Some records

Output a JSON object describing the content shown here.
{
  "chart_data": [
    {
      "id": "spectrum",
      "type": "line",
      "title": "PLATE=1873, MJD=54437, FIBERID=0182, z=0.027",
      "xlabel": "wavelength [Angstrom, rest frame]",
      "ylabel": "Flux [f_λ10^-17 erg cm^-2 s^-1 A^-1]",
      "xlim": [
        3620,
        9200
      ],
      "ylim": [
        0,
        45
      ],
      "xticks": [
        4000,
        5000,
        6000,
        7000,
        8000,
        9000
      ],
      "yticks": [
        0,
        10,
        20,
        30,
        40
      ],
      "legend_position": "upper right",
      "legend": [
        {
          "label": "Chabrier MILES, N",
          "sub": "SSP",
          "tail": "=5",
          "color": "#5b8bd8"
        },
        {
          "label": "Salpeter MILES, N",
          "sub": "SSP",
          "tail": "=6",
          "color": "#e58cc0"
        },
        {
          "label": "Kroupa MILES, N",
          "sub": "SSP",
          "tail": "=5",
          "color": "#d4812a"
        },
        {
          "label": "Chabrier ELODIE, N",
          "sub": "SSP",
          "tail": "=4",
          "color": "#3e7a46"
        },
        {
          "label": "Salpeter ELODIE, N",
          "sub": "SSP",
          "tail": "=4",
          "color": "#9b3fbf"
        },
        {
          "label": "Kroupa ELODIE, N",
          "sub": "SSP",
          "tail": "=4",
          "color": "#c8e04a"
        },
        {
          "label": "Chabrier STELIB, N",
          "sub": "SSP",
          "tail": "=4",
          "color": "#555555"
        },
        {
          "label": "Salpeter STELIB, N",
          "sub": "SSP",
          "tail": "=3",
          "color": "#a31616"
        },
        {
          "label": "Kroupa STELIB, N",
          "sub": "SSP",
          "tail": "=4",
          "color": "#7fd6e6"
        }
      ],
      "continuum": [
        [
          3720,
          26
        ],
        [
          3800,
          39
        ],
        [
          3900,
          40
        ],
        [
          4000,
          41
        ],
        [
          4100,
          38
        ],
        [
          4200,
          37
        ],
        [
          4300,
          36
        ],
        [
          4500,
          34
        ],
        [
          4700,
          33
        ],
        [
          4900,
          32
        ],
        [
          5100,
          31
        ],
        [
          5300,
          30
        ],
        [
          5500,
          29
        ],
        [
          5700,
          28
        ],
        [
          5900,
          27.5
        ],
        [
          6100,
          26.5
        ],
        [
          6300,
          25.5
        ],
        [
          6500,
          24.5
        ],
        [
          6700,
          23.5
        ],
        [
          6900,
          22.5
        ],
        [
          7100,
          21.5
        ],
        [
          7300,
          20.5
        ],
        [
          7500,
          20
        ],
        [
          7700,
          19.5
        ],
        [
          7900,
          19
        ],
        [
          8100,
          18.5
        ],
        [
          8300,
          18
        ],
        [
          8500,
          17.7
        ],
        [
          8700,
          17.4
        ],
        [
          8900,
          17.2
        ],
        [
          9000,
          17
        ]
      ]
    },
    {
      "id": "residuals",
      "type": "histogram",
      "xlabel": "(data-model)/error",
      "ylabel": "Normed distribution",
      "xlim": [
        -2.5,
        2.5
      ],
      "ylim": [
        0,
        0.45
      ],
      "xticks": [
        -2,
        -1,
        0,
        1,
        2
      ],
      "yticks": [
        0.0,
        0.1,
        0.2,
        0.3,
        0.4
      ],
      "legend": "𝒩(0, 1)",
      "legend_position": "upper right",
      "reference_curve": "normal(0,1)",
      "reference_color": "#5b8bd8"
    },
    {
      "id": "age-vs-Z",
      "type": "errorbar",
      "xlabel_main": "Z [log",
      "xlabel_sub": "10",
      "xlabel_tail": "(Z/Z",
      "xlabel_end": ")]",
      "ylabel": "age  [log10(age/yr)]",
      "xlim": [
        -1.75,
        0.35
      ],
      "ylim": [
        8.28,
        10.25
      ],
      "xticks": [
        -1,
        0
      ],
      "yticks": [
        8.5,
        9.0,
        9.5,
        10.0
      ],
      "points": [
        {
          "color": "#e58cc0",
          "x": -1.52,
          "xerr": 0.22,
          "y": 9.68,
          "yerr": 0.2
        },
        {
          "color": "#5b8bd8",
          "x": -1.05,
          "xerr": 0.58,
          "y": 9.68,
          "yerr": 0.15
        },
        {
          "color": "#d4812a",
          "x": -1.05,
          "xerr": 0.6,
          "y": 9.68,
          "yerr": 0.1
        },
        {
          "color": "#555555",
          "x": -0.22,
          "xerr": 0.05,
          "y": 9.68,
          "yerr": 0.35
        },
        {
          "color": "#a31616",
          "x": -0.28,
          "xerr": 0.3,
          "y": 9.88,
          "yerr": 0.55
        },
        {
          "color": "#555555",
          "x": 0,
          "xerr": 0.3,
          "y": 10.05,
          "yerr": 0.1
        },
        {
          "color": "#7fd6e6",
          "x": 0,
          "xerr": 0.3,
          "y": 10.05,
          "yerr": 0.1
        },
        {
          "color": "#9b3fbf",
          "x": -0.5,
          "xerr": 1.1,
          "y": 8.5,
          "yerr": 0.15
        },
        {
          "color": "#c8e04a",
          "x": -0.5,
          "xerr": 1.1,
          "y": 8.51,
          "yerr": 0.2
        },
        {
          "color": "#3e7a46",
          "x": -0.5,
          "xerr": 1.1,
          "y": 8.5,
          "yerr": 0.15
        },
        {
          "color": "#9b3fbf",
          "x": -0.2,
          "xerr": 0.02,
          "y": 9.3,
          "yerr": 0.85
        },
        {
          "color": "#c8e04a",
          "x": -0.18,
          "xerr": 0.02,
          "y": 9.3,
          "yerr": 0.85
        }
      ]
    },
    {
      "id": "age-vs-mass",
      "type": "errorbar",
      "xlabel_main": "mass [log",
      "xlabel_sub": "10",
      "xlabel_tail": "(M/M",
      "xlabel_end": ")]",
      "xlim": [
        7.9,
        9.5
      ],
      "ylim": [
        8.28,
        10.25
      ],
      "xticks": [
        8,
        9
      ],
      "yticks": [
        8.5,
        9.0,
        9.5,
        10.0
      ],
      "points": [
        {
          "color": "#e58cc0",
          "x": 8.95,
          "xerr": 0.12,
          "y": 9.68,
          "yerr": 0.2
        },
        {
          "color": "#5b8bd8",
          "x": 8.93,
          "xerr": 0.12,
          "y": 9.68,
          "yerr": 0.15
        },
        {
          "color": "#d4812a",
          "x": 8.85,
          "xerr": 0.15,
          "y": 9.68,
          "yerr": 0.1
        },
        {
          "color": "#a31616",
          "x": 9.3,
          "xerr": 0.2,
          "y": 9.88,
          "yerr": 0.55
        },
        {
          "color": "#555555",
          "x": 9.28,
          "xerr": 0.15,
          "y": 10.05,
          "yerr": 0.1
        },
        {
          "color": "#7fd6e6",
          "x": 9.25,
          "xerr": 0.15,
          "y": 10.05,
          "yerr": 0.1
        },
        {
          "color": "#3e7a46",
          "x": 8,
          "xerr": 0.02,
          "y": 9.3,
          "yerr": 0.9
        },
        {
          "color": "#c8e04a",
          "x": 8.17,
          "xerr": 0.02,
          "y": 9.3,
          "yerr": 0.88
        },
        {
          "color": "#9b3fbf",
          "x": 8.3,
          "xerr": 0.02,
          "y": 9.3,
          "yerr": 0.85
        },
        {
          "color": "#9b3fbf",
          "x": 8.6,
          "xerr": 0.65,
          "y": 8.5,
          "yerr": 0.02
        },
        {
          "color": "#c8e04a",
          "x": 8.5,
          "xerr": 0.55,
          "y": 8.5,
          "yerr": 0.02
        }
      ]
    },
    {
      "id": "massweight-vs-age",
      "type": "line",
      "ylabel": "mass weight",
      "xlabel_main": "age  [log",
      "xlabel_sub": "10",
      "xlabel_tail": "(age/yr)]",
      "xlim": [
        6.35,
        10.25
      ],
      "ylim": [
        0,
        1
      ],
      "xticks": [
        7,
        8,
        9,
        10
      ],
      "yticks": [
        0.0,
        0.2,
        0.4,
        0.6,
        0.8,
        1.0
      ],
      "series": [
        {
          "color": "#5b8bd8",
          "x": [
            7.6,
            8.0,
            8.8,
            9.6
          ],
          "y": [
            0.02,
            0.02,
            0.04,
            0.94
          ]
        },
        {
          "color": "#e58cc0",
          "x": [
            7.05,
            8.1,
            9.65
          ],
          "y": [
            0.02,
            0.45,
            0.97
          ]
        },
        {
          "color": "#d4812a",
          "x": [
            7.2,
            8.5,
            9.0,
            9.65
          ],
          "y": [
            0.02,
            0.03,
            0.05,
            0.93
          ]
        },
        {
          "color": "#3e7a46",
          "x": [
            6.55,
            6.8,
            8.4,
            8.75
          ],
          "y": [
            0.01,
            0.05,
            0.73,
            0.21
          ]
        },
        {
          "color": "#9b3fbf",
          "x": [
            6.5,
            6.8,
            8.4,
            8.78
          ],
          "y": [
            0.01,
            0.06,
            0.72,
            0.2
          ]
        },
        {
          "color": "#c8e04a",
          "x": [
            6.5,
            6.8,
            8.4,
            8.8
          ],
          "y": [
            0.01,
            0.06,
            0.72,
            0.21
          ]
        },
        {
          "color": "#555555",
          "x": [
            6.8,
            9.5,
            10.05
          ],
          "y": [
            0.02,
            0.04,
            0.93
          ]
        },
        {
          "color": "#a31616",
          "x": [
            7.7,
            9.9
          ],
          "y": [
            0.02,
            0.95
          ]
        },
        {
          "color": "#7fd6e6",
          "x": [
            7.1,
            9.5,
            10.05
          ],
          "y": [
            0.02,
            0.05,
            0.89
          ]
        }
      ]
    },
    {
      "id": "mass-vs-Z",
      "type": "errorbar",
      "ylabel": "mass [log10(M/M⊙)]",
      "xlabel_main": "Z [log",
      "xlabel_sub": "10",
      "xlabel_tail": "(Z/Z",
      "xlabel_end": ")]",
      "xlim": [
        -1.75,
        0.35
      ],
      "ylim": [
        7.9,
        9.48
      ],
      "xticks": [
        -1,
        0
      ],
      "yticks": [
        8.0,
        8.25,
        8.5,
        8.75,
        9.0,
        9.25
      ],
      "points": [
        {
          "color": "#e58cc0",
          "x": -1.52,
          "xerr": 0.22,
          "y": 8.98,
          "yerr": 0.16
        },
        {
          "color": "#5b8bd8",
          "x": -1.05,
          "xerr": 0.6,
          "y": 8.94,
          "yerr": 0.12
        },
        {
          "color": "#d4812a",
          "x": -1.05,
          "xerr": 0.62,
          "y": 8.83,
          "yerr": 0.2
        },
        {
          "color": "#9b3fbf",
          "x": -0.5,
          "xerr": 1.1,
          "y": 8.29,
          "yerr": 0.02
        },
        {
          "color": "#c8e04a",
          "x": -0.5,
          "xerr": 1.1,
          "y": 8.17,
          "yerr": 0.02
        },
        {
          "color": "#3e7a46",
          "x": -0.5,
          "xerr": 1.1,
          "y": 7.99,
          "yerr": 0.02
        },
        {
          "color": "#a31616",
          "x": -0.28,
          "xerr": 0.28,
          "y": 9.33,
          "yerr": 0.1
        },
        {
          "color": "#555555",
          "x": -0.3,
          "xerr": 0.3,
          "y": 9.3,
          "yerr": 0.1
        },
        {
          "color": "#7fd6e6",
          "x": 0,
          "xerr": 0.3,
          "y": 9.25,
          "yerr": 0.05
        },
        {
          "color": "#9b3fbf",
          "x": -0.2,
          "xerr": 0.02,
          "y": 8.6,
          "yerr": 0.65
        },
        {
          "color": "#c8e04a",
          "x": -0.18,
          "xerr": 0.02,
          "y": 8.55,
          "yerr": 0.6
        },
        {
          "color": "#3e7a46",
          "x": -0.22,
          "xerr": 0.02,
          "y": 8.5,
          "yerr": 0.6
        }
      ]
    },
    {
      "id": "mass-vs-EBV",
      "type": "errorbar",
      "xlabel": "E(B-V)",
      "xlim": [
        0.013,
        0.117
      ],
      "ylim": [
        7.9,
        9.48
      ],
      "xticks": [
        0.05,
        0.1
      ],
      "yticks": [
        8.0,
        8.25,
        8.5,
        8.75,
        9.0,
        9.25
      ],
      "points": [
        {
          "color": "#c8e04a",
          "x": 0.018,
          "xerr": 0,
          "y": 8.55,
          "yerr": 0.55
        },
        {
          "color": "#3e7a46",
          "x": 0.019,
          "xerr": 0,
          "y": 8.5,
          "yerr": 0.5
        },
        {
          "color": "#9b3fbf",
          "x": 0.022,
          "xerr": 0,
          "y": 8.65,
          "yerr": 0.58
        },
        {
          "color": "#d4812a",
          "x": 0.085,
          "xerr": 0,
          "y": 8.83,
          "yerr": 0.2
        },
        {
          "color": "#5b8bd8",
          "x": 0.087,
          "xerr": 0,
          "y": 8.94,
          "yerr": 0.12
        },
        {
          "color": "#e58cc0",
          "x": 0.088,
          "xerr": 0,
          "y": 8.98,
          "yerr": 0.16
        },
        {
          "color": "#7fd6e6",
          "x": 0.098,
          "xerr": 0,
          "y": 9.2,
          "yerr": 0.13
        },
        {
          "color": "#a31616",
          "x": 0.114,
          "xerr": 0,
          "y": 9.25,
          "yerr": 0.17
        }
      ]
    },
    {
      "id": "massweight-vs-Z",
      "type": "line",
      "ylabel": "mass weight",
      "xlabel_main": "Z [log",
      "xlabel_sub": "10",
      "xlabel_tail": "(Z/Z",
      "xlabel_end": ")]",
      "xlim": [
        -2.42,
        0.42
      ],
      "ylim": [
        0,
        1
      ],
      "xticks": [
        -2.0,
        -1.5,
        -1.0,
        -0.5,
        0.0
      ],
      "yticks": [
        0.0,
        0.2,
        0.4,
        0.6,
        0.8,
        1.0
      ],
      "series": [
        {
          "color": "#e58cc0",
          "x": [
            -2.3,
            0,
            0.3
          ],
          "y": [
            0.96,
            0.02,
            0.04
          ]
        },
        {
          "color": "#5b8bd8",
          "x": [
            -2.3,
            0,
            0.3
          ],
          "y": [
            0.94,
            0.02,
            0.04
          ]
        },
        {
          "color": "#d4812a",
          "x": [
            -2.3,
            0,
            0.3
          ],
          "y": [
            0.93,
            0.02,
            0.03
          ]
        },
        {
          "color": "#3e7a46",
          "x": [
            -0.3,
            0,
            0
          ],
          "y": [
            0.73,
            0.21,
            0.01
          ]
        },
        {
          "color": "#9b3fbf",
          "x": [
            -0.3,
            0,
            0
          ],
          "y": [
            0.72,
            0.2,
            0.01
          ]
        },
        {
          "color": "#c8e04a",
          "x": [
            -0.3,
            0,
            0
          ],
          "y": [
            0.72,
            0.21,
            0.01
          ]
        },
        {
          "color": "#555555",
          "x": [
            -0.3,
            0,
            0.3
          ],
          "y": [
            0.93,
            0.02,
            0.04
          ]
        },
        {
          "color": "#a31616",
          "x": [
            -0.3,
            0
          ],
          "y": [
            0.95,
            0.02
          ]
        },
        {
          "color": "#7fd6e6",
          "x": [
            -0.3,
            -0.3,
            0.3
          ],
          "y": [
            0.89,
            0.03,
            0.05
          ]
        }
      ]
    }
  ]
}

TASK STATEMENT
Identify every line above with the string "STELIB" in it. Copy those lines.

FULL ANSWER
          "label": "Chabrier STELIB, N",
          "label": "Salpeter STELIB, N",
          "label": "Kroupa STELIB, N",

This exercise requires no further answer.